## begin
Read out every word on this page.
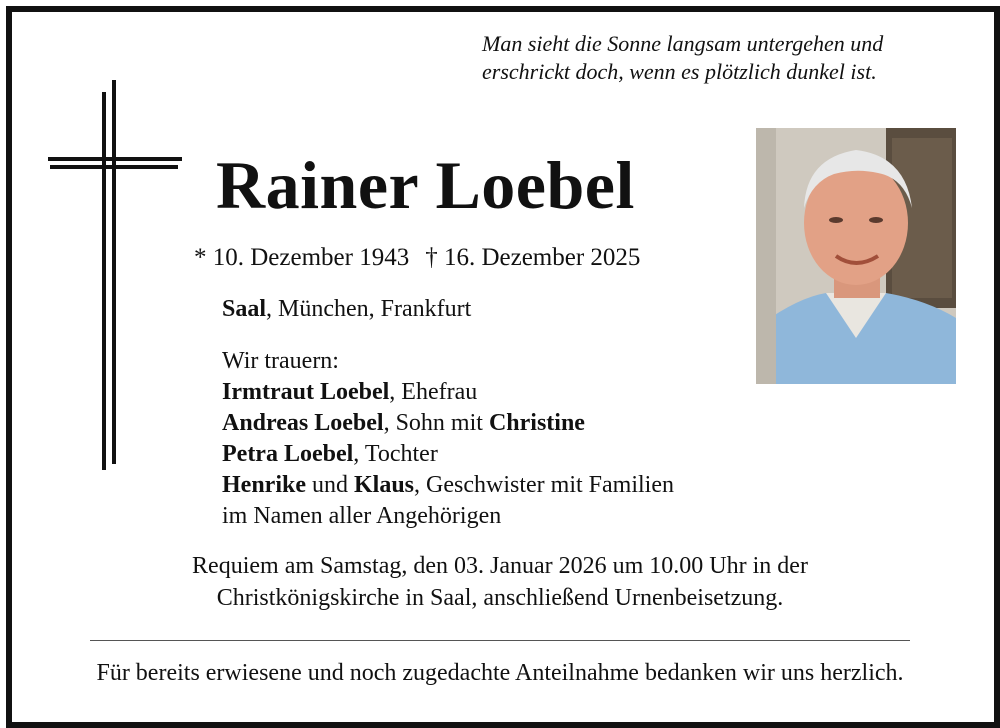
Man sieht die Sonne langsam untergehen und
erschrickt doch, wenn es plötzlich dunkel ist.
Rainer Loebel
* 10. Dezember 1943 † 16. Dezember 2025
Saal, München, Frankfurt
Wir trauern:
Irmtraut Loebel, Ehefrau
Andreas Loebel, Sohn mit Christine
Petra Loebel, Tochter
Henrike und Klaus, Geschwister mit Familien
im Namen aller Angehörigen
Requiem am Samstag, den 03. Januar 2026 um 10.00 Uhr in der
Christkönigskirche in Saal, anschließend Urnenbeisetzung.
Für bereits erwiesene und noch zugedachte Anteilnahme bedanken wir uns herzlich.
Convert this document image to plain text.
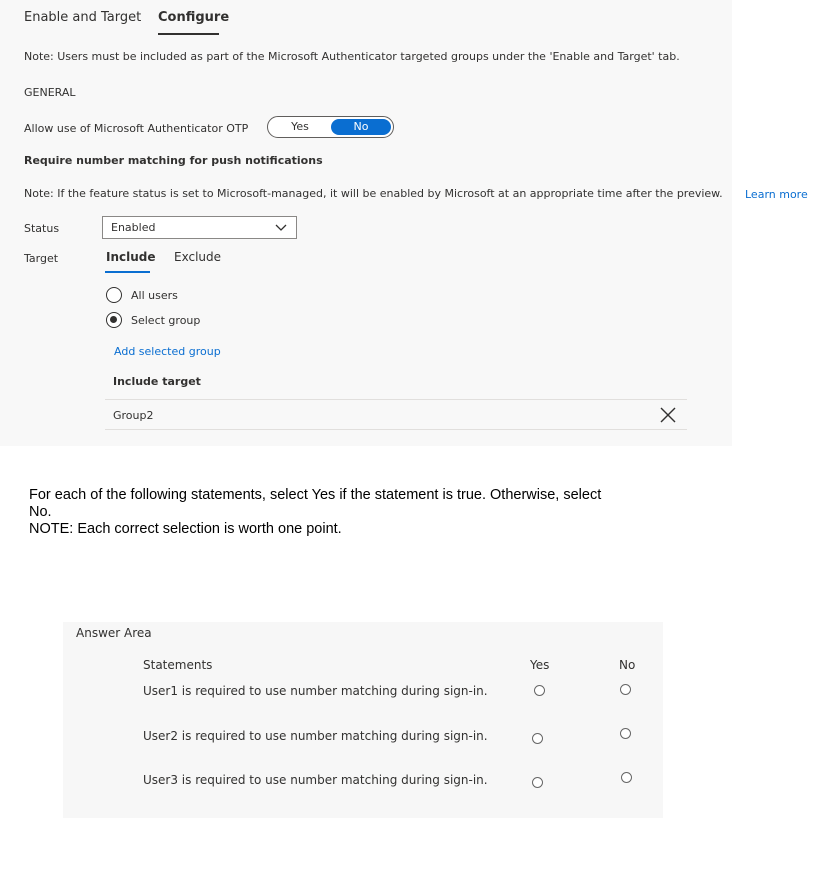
Enable and Target Configure
Note: Users must be included as part of the Microsoft Authenticator targeted groups under the 'Enable and Target' tab.
GENERAL
Allow use of Microsoft Authenticator OTP	Yes	No
Require number matching for push notifications
Note: If the feature status is set to Microsoft-managed, it will be enabled by Microsoft at an appropriate time after the preview. Learn more
Status	Enabled
Target	Include Exclude
All users
Select group
Add selected group
Include target
Group2
For each of the following statements, select Yes if the statement is true. Otherwise, select
No.
NOTE: Each correct selection is worth one point.
Answer Area
Statements	Yes	No
User1 is required to use number matching during sign-in.
User2 is required to use number matching during sign-in.
User3 is required to use number matching during sign-in.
## end
Keep every word of the data as it is when you write it out, but drop the pictures.

Read out every word on this page.
Man sieht die Sonne langsam untergehen und
erschrickt doch, wenn es plötzlich dunkel ist.
Rainer Loebel
* 10. Dezember 1943 † 16. Dezember 2025
Saal, München, Frankfurt
Wir trauern:
Irmtraut Loebel, Ehefrau
Andreas Loebel, Sohn mit Christine
Petra Loebel, Tochter
Henrike und Klaus, Geschwister mit Familien
im Namen aller Angehörigen
Requiem am Samstag, den 03. Januar 2026 um 10.00 Uhr in der
Christkönigskirche in Saal, anschließend Urnenbeisetzung.
Für bereits erwiesene und noch zugedachte Anteilnahme bedanken wir uns herzlich.
Convert this document image to plain text.
Enable and Target Configure
Note: Users must be included as part of the Microsoft Authenticator targeted groups under the 'Enable and Target' tab.
GENERAL
Allow use of Microsoft Authenticator OTP	Yes	No
Require number matching for push notifications
Note: If the feature status is set to Microsoft-managed, it will be enabled by Microsoft at an appropriate time after the preview. Learn more
Status	Enabled
Target	Include Exclude
All users
Select group
Add selected group
Include target
Group2
For each of the following statements, select Yes if the statement is true. Otherwise, select
No.
NOTE: Each correct selection is worth one point.
Answer Area
Statements	Yes	No
User1 is required to use number matching during sign-in.
User2 is required to use number matching during sign-in.
User3 is required to use number matching during sign-in.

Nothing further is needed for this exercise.